Dataset excerpt
# # #

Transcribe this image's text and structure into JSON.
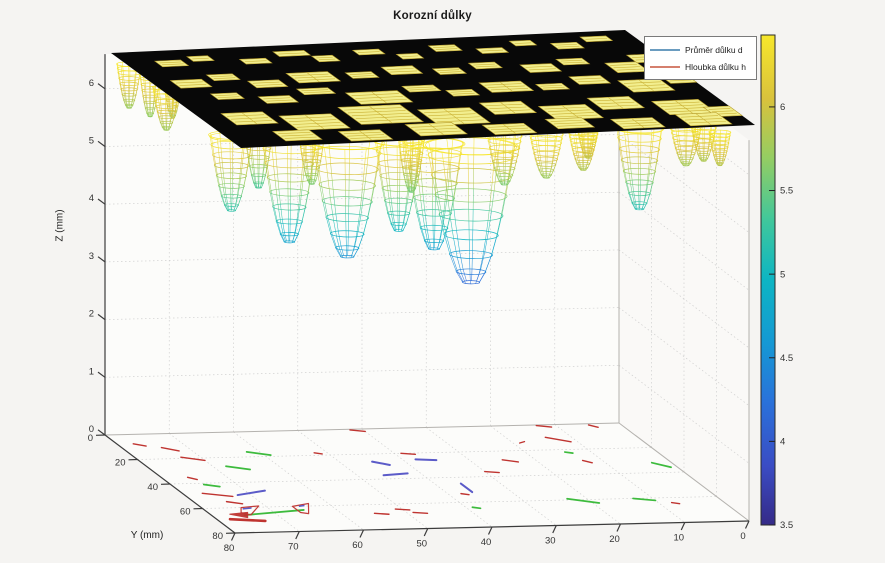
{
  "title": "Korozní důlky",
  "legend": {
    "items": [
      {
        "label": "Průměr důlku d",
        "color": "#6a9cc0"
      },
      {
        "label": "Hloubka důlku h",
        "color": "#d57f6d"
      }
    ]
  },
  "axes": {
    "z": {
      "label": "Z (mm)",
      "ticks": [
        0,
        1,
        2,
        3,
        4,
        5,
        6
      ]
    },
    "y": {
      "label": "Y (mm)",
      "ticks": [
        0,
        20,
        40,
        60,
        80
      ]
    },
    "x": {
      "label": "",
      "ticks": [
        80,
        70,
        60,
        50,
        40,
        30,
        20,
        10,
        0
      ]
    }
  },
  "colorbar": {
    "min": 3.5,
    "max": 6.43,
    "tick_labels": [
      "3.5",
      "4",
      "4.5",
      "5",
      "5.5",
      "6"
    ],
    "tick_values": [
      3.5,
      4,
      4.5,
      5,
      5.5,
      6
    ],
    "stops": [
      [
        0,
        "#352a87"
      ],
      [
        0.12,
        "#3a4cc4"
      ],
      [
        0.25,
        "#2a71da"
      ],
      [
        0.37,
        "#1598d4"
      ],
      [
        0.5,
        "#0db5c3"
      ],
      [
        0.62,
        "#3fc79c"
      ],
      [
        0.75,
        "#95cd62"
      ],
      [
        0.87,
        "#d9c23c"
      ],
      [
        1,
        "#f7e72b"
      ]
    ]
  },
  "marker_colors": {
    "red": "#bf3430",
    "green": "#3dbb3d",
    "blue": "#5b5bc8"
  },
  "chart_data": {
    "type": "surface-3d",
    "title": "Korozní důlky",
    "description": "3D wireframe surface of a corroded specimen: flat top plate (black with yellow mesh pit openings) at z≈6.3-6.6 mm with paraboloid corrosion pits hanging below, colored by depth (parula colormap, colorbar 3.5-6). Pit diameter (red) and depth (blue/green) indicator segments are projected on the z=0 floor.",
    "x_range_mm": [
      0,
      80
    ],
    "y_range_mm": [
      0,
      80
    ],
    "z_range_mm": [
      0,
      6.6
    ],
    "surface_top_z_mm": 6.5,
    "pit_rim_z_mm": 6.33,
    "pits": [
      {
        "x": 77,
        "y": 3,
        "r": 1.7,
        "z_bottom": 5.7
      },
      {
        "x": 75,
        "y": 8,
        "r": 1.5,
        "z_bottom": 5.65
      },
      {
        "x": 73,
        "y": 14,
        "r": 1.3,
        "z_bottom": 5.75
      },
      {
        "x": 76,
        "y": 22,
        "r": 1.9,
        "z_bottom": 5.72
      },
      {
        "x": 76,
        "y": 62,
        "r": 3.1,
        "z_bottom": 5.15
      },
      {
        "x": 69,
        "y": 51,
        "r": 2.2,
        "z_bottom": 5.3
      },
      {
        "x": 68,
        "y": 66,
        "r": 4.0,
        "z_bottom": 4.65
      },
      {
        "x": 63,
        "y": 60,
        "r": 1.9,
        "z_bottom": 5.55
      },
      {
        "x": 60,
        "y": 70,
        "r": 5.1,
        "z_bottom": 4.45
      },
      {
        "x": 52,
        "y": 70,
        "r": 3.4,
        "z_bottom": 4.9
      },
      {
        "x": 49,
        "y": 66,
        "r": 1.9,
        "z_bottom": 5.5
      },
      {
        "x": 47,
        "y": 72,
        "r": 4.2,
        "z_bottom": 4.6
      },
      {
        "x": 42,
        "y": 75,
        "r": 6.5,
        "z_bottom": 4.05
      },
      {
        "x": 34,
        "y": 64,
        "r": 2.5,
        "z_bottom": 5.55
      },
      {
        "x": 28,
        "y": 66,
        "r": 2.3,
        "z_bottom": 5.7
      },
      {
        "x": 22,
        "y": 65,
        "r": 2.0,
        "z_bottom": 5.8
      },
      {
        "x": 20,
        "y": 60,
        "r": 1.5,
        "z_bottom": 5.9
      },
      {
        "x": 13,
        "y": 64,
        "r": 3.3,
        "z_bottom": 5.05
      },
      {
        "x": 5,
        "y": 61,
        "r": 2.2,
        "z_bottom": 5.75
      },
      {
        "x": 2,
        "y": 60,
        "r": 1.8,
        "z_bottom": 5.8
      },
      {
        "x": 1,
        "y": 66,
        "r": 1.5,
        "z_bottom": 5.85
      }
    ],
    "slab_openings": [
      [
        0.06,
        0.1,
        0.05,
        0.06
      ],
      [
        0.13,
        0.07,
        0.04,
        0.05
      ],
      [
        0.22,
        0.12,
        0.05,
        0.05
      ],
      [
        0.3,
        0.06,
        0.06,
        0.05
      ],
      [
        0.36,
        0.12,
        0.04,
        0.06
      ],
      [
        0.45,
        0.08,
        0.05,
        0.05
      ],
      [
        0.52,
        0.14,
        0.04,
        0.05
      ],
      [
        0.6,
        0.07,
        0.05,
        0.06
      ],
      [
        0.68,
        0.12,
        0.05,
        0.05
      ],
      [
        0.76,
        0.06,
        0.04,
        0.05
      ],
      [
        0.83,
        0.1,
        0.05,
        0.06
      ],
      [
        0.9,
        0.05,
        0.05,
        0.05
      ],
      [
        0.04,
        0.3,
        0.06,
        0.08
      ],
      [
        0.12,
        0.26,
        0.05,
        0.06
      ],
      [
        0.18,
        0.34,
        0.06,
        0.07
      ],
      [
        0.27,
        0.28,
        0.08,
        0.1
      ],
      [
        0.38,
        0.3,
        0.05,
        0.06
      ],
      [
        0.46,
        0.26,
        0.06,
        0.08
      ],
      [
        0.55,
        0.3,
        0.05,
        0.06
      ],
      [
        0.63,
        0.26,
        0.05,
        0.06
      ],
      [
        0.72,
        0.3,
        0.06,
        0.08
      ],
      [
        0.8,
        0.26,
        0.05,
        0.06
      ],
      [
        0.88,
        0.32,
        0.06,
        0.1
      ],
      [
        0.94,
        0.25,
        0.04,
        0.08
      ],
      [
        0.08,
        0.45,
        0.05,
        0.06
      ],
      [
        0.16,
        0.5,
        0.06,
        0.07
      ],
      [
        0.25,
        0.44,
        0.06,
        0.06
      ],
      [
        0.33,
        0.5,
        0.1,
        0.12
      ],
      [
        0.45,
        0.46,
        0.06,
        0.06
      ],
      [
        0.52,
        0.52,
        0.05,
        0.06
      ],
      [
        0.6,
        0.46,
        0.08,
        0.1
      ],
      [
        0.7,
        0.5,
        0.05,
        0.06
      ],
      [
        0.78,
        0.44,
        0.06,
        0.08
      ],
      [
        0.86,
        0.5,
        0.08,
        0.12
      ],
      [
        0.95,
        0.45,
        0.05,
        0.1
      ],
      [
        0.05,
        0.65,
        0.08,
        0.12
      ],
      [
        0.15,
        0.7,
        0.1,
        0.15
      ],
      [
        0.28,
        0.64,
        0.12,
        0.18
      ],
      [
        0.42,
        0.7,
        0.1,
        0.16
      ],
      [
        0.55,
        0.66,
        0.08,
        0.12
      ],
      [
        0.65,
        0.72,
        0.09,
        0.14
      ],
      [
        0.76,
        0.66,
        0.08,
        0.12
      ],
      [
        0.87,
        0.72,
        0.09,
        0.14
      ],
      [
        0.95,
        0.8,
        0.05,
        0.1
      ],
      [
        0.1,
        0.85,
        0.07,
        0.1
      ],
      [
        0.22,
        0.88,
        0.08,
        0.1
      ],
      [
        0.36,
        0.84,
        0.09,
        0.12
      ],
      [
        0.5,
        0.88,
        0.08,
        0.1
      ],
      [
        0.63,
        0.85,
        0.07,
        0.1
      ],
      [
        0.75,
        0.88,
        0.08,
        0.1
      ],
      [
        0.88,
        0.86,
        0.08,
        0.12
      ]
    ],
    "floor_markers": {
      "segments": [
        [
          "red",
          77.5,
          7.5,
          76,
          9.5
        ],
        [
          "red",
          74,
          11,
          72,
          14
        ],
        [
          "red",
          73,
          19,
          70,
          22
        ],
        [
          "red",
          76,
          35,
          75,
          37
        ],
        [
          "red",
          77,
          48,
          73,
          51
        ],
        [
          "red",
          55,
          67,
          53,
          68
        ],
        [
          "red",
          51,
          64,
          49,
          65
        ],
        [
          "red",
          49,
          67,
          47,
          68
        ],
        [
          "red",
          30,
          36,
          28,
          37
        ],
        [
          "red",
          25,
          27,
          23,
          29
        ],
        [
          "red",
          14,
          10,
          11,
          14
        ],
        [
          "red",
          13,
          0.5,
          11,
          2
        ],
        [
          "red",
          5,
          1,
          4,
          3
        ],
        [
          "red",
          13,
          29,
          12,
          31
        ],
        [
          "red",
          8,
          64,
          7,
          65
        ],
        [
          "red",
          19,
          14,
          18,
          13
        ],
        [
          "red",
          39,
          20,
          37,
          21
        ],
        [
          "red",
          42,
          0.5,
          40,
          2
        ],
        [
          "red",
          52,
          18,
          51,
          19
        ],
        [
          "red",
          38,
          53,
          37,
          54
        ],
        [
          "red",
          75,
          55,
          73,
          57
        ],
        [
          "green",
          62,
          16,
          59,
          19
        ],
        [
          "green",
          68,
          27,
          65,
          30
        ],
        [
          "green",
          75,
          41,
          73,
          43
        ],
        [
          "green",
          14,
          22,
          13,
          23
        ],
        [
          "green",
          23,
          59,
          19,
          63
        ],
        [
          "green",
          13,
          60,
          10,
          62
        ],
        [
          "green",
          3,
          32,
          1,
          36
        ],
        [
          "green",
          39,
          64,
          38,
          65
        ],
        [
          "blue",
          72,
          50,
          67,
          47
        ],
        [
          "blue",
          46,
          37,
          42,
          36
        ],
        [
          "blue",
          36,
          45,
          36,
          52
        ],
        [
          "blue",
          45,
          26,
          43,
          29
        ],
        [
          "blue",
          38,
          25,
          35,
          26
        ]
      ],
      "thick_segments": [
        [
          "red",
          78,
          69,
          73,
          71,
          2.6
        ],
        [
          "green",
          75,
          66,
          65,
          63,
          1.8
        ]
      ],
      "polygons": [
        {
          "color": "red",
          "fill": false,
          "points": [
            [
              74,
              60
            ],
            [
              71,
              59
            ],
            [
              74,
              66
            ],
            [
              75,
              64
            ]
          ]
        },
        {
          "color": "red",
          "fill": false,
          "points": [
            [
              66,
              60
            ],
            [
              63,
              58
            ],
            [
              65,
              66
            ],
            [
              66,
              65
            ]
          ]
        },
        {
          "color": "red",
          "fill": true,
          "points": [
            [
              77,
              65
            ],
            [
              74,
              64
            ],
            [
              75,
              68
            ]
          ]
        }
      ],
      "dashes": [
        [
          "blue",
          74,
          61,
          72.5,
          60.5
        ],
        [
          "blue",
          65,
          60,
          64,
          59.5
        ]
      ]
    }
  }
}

# # #

Each line of the data that includes the word "title" counts once; report the total and nothing more.

__Output below__
2